____ SOURCE RECORDS
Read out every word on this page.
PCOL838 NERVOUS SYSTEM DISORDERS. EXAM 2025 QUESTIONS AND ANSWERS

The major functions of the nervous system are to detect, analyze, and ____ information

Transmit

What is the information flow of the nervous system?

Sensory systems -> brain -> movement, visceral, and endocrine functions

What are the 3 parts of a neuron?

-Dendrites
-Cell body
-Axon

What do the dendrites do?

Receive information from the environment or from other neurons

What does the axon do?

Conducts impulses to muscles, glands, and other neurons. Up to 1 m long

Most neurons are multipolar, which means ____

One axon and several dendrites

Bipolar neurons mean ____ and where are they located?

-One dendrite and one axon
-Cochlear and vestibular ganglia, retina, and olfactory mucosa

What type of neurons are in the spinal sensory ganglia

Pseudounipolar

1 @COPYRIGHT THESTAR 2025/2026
________
____ SOURCE RECORDS
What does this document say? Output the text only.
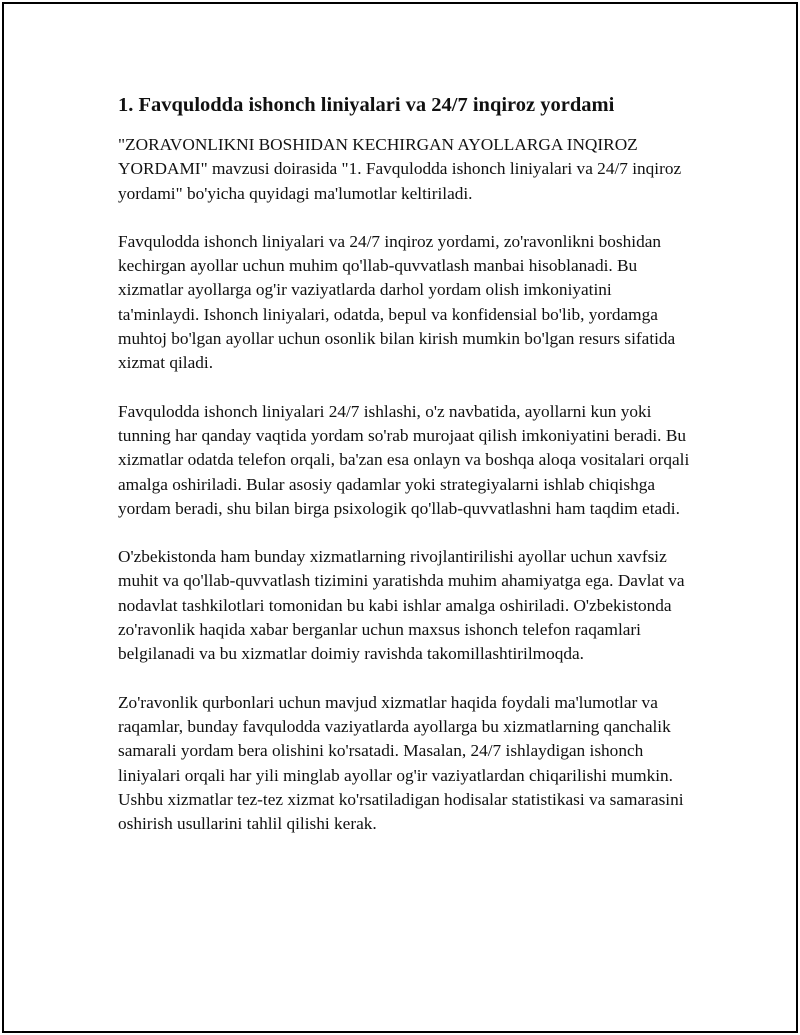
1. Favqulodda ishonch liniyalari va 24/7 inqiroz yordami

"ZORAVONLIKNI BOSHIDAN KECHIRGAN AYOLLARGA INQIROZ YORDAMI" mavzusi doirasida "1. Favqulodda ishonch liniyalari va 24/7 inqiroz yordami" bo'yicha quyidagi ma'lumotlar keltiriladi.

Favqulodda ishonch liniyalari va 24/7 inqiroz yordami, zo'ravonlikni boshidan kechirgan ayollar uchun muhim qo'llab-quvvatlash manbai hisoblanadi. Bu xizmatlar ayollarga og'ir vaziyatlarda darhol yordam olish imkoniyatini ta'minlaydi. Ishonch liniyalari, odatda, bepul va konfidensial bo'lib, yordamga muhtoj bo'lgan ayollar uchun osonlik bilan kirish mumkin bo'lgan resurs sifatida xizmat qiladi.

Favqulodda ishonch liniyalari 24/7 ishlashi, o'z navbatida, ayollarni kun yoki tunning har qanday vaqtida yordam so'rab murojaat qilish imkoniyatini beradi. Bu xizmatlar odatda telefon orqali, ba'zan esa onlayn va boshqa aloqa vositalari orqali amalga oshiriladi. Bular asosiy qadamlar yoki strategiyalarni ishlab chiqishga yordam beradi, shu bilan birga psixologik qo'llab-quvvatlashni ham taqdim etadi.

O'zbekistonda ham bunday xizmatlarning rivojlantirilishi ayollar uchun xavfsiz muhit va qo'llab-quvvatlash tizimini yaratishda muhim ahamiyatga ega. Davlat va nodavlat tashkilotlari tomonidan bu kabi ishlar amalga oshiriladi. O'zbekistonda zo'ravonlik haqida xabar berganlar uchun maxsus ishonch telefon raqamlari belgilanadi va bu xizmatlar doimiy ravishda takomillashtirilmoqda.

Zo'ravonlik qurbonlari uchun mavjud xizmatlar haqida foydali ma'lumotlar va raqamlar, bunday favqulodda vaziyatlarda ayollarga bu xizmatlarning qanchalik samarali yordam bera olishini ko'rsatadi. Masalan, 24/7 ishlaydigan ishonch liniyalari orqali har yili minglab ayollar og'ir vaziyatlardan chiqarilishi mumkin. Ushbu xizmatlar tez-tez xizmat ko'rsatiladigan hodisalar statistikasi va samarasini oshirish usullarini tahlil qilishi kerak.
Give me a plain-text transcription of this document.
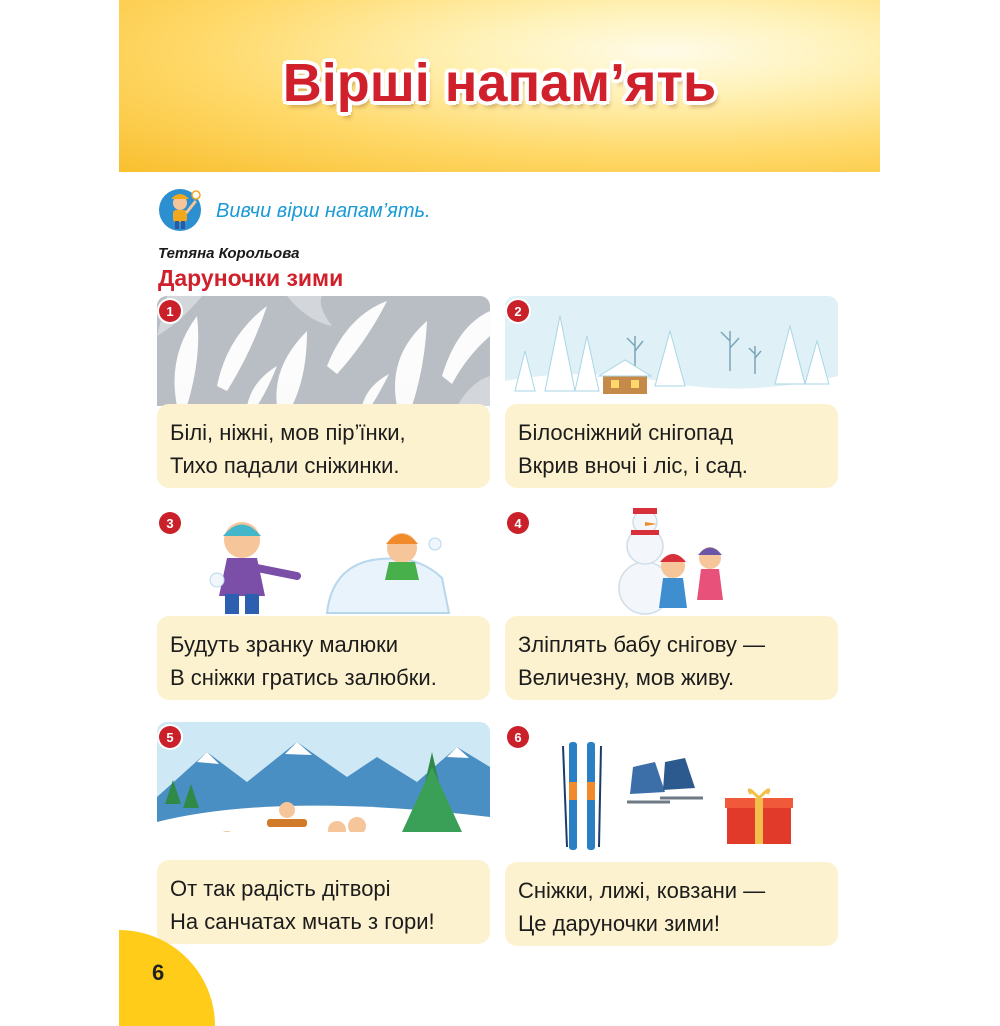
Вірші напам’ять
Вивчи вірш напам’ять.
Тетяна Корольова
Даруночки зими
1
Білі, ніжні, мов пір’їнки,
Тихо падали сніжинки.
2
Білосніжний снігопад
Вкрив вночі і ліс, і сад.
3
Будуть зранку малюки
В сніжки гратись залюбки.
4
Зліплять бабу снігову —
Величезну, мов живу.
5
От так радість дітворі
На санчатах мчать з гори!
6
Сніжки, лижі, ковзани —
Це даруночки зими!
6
________
____ SOURCE RECORDS
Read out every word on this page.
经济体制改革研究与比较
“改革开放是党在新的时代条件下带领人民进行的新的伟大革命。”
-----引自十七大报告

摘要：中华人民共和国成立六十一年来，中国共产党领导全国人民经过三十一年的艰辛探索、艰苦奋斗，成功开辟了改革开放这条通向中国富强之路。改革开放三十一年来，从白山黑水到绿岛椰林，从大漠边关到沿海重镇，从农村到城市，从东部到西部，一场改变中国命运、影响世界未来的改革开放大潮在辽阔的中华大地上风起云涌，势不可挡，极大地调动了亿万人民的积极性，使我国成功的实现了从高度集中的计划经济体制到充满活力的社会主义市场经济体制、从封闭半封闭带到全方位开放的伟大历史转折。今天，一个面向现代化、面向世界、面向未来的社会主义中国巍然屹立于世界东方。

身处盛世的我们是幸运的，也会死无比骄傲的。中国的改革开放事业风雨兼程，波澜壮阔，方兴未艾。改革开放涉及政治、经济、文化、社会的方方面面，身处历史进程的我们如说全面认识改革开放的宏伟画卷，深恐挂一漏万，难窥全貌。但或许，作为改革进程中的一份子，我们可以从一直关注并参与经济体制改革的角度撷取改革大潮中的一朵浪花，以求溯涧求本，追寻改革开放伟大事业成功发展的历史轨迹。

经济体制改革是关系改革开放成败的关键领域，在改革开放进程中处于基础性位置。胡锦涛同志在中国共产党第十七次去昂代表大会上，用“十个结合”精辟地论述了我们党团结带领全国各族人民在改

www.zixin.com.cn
________
◆ SHORT EXERCISE ◆
From the data, list each line in which the string "document" appears.

◆ CORRECT OUTPUT ◆
What does this document say? Output the text only.
Give me a plain-text transcription of this document.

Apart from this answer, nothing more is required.